-- Work instructions --
Every line of the data must be copied exactly.

-- Rows --

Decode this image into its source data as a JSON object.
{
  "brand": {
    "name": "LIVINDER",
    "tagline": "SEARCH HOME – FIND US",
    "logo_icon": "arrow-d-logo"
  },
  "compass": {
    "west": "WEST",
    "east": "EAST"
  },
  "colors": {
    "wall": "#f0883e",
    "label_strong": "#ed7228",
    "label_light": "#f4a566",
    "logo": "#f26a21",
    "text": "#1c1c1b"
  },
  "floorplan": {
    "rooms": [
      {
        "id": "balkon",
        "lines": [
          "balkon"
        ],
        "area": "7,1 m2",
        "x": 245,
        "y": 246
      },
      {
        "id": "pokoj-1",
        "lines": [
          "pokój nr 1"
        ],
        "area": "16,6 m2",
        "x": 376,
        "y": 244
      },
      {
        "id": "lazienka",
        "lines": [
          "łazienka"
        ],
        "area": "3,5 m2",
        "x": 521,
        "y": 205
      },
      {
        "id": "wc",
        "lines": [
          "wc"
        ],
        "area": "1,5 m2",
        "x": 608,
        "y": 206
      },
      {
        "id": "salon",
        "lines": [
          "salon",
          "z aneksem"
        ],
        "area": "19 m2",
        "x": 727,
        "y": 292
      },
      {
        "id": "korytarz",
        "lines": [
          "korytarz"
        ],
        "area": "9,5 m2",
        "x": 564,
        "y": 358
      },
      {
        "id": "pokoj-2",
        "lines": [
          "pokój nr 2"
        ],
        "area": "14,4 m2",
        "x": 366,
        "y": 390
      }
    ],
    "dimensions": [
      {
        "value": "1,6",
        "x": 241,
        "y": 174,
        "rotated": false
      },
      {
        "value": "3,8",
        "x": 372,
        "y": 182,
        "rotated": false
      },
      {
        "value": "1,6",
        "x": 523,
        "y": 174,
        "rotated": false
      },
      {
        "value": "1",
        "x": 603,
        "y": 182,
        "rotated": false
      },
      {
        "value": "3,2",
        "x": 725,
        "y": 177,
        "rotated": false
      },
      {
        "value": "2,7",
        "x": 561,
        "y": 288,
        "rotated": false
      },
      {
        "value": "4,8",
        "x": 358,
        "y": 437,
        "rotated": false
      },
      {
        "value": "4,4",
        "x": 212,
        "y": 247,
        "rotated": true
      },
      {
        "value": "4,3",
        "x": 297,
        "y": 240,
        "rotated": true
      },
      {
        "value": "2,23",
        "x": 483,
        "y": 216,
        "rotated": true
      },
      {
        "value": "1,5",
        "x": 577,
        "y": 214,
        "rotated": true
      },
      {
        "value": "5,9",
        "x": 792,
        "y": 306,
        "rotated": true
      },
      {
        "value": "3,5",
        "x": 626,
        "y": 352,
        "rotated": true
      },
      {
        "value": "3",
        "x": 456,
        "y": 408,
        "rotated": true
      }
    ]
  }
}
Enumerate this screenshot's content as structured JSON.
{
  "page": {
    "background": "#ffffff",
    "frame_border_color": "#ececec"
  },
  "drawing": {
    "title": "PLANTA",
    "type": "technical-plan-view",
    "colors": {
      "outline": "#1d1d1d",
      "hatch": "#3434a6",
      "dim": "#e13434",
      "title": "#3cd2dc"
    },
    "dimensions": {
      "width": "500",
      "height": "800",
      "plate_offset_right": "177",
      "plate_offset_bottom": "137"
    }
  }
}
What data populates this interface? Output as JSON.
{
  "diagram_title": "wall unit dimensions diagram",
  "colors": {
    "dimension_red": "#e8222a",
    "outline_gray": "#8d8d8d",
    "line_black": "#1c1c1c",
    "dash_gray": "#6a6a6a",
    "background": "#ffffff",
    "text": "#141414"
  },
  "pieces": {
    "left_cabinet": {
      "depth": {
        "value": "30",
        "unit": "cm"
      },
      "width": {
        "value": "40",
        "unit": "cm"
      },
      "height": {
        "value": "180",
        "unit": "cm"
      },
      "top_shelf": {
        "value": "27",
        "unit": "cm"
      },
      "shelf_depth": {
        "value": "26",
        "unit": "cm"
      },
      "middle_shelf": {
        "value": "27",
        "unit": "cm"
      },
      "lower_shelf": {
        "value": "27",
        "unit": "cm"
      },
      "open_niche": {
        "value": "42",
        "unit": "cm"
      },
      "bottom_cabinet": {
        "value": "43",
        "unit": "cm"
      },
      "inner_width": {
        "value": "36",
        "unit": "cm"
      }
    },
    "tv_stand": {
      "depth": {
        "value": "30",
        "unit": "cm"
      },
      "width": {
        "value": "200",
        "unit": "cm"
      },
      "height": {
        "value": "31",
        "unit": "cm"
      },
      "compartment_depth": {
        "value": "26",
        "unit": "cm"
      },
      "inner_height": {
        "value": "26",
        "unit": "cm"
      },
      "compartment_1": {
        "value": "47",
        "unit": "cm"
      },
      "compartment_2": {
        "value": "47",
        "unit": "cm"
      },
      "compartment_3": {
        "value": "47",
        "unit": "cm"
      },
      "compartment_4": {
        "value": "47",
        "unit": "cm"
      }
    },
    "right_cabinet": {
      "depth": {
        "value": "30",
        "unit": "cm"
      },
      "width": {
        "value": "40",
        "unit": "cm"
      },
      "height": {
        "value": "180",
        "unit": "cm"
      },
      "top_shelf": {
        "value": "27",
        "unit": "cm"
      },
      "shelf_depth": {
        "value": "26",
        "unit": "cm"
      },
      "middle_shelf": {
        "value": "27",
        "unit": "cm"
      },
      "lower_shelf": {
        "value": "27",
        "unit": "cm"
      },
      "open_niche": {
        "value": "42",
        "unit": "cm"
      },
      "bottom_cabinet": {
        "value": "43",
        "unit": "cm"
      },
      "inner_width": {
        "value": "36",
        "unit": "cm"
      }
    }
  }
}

-- The output --
Decode this image into its source data as a JSON object.
{
  "brand": {
    "name": "LIVINDER",
    "tagline": "SEARCH HOME – FIND US",
    "logo_icon": "arrow-d-logo"
  },
  "compass": {
    "west": "WEST",
    "east": "EAST"
  },
  "colors": {
    "wall": "#f0883e",
    "label_strong": "#ed7228",
    "label_light": "#f4a566",
    "logo": "#f26a21",
    "text": "#1c1c1b"
  },
  "floorplan": {
    "rooms": [
      {
        "id": "balkon",
        "lines": [
          "balkon"
        ],
        "area": "7,1 m2",
        "x": 245,
        "y": 246
      },
      {
        "id": "pokoj-1",
        "lines": [
          "pokój nr 1"
        ],
        "area": "16,6 m2",
        "x": 376,
        "y": 244
      },
      {
        "id": "lazienka",
        "lines": [
          "łazienka"
        ],
        "area": "3,5 m2",
        "x": 521,
        "y": 205
      },
      {
        "id": "wc",
        "lines": [
          "wc"
        ],
        "area": "1,5 m2",
        "x": 608,
        "y": 206
      },
      {
        "id": "salon",
        "lines": [
          "salon",
          "z aneksem"
        ],
        "area": "19 m2",
        "x": 727,
        "y": 292
      },
      {
        "id": "korytarz",
        "lines": [
          "korytarz"
        ],
        "area": "9,5 m2",
        "x": 564,
        "y": 358
      },
      {
        "id": "pokoj-2",
        "lines": [
          "pokój nr 2"
        ],
        "area": "14,4 m2",
        "x": 366,
        "y": 390
      }
    ],
    "dimensions": [
      {
        "value": "1,6",
        "x": 241,
        "y": 174,
        "rotated": false
      },
      {
        "value": "3,8",
        "x": 372,
        "y": 182,
        "rotated": false
      },
      {
        "value": "1,6",
        "x": 523,
        "y": 174,
        "rotated": false
      },
      {
        "value": "1",
        "x": 603,
        "y": 182,
        "rotated": false
      },
      {
        "value": "3,2",
        "x": 725,
        "y": 177,
        "rotated": false
      },
      {
        "value": "2,7",
        "x": 561,
        "y": 288,
        "rotated": false
      },
      {
        "value": "4,8",
        "x": 358,
        "y": 437,
        "rotated": false
      },
      {
        "value": "4,4",
        "x": 212,
        "y": 247,
        "rotated": true
      },
      {
        "value": "4,3",
        "x": 297,
        "y": 240,
        "rotated": true
      },
      {
        "value": "2,23",
        "x": 483,
        "y": 216,
        "rotated": true
      },
      {
        "value": "1,5",
        "x": 577,
        "y": 214,
        "rotated": true
      },
      {
        "value": "5,9",
        "x": 792,
        "y": 306,
        "rotated": true
      },
      {
        "value": "3,5",
        "x": 626,
        "y": 352,
        "rotated": true
      },
      {
        "value": "3",
        "x": 456,
        "y": 408,
        "rotated": true
      }
    ]
  }
}
Enumerate this screenshot's content as structured JSON.
{
  "page": {
    "background": "#ffffff",
    "frame_border_color": "#ececec"
  },
  "drawing": {
    "title": "PLANTA",
    "type": "technical-plan-view",
    "colors": {
      "outline": "#1d1d1d",
      "hatch": "#3434a6",
      "dim": "#e13434",
      "title": "#3cd2dc"
    },
    "dimensions": {
      "width": "500",
      "height": "800",
      "plate_offset_right": "177",
      "plate_offset_bottom": "137"
    }
  }
}
What data populates this interface? Output as JSON.
{
  "diagram_title": "wall unit dimensions diagram",
  "colors": {
    "dimension_red": "#e8222a",
    "outline_gray": "#8d8d8d",
    "line_black": "#1c1c1c",
    "dash_gray": "#6a6a6a",
    "background": "#ffffff",
    "text": "#141414"
  },
  "pieces": {
    "left_cabinet": {
      "depth": {
        "value": "30",
        "unit": "cm"
      },
      "width": {
        "value": "40",
        "unit": "cm"
      },
      "height": {
        "value": "180",
        "unit": "cm"
      },
      "top_shelf": {
        "value": "27",
        "unit": "cm"
      },
      "shelf_depth": {
        "value": "26",
        "unit": "cm"
      },
      "middle_shelf": {
        "value": "27",
        "unit": "cm"
      },
      "lower_shelf": {
        "value": "27",
        "unit": "cm"
      },
      "open_niche": {
        "value": "42",
        "unit": "cm"
      },
      "bottom_cabinet": {
        "value": "43",
        "unit": "cm"
      },
      "inner_width": {
        "value": "36",
        "unit": "cm"
      }
    },
    "tv_stand": {
      "depth": {
        "value": "30",
        "unit": "cm"
      },
      "width": {
        "value": "200",
        "unit": "cm"
      },
      "height": {
        "value": "31",
        "unit": "cm"
      },
      "compartment_depth": {
        "value": "26",
        "unit": "cm"
      },
      "inner_height": {
        "value": "26",
        "unit": "cm"
      },
      "compartment_1": {
        "value": "47",
        "unit": "cm"
      },
      "compartment_2": {
        "value": "47",
        "unit": "cm"
      },
      "compartment_3": {
        "value": "47",
        "unit": "cm"
      },
      "compartment_4": {
        "value": "47",
        "unit": "cm"
      }
    },
    "right_cabinet": {
      "depth": {
        "value": "30",
        "unit": "cm"
      },
      "width": {
        "value": "40",
        "unit": "cm"
      },
      "height": {
        "value": "180",
        "unit": "cm"
      },
      "top_shelf": {
        "value": "27",
        "unit": "cm"
      },
      "shelf_depth": {
        "value": "26",
        "unit": "cm"
      },
      "middle_shelf": {
        "value": "27",
        "unit": "cm"
      },
      "lower_shelf": {
        "value": "27",
        "unit": "cm"
      },
      "open_niche": {
        "value": "42",
        "unit": "cm"
      },
      "bottom_cabinet": {
        "value": "43",
        "unit": "cm"
      },
      "inner_width": {
        "value": "36",
        "unit": "cm"
      }
    }
  }
}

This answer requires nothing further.